--- begin DATASET EXCERPTS ---

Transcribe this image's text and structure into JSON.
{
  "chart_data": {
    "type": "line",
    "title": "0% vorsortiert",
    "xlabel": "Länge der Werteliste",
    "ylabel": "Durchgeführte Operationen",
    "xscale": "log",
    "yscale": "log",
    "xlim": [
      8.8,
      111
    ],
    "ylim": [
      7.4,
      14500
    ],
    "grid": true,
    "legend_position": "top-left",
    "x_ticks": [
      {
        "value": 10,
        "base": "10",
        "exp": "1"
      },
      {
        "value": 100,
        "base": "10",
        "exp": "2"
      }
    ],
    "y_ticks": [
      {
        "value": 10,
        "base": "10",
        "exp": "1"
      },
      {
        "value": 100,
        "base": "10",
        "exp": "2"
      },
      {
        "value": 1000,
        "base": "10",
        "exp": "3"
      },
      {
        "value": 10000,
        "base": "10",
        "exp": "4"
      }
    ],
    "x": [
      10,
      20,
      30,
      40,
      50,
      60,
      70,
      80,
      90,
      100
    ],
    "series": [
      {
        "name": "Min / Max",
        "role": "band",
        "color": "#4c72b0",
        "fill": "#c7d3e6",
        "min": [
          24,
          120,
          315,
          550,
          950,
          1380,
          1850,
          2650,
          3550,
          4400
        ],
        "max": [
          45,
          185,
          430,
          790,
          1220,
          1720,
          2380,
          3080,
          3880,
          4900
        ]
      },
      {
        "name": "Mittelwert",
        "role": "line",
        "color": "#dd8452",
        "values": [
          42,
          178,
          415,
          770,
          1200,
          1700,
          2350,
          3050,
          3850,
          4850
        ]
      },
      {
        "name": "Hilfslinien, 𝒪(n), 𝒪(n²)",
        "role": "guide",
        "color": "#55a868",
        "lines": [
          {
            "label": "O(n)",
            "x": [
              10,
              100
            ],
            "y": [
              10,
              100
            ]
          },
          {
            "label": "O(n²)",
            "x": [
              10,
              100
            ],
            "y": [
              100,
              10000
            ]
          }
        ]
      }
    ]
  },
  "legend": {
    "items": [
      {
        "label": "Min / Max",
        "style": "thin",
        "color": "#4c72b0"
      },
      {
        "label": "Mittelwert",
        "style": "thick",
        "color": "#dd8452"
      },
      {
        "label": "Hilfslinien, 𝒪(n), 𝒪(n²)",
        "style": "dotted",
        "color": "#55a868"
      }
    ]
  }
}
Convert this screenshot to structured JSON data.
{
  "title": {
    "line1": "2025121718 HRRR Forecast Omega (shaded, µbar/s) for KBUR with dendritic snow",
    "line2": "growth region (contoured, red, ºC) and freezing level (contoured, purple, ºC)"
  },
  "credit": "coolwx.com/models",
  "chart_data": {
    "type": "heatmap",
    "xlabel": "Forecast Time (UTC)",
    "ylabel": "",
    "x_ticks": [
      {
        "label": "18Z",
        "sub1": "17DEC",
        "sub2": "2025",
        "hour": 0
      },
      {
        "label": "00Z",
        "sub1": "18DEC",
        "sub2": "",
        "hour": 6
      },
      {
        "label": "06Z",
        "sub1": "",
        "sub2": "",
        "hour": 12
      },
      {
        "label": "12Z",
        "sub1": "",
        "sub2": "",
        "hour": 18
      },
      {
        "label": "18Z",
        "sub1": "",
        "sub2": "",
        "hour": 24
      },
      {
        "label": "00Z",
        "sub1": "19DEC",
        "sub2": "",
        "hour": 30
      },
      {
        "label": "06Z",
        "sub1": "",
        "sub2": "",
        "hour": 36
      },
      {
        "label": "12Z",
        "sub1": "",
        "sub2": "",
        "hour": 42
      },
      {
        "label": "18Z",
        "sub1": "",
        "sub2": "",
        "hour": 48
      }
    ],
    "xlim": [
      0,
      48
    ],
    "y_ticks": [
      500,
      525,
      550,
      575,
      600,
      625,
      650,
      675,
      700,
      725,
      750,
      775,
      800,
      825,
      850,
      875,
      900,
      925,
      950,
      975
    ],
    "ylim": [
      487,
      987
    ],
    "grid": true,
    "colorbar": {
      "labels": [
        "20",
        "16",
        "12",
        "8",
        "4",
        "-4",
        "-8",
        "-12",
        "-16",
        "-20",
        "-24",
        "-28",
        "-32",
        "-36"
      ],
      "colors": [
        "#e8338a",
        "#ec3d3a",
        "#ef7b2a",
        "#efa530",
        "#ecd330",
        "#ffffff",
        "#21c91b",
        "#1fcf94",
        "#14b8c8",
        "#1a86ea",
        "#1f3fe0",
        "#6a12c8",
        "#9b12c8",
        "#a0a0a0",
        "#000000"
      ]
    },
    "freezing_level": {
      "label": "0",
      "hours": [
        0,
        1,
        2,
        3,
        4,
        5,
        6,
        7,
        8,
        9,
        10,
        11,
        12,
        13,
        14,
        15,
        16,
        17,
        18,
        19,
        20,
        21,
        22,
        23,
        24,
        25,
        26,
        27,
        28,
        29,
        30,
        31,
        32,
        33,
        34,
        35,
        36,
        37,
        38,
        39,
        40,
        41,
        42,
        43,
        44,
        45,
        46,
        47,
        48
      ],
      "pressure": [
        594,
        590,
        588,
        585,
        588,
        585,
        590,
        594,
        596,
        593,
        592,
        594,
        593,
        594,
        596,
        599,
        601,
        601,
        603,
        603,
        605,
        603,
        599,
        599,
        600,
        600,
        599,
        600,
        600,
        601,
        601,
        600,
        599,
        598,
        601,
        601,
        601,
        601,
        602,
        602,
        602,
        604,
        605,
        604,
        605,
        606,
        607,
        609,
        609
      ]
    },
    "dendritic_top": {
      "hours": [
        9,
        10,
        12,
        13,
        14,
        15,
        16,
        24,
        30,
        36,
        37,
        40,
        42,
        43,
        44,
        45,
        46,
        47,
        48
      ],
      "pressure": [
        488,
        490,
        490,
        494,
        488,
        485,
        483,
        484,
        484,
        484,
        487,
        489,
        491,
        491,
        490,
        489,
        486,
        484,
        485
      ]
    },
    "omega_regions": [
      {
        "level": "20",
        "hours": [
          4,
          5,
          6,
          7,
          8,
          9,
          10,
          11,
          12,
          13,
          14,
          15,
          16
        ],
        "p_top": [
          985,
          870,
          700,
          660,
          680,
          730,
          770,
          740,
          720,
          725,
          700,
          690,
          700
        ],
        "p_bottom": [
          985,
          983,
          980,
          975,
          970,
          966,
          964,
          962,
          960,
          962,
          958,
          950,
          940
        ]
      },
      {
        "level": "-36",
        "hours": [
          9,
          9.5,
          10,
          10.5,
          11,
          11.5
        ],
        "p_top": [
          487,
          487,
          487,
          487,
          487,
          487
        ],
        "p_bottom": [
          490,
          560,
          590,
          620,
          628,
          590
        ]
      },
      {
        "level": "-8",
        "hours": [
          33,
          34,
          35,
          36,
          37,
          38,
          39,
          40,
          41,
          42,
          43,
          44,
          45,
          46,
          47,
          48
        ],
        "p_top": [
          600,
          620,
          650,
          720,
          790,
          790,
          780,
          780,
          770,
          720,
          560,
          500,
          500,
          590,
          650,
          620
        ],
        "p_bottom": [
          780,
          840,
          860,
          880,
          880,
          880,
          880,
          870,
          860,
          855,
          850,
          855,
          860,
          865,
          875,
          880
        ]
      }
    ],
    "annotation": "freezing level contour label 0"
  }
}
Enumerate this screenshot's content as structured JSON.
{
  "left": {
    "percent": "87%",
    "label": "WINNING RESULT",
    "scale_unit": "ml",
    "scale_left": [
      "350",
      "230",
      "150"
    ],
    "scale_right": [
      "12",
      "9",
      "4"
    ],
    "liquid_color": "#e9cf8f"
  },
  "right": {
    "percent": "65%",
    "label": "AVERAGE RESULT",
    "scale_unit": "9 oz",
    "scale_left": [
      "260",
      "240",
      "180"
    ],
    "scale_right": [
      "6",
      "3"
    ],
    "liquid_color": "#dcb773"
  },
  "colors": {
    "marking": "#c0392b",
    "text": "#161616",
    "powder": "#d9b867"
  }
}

--- end DATASET EXCERPTS ---

* EXERCISE AIM *
List the lines that contain the word "JSON".

* SOLUTION FOR THIS PROBLEM *
Transcribe this image's text and structure into JSON.
Convert this screenshot to structured JSON data.
Enumerate this screenshot's content as structured JSON.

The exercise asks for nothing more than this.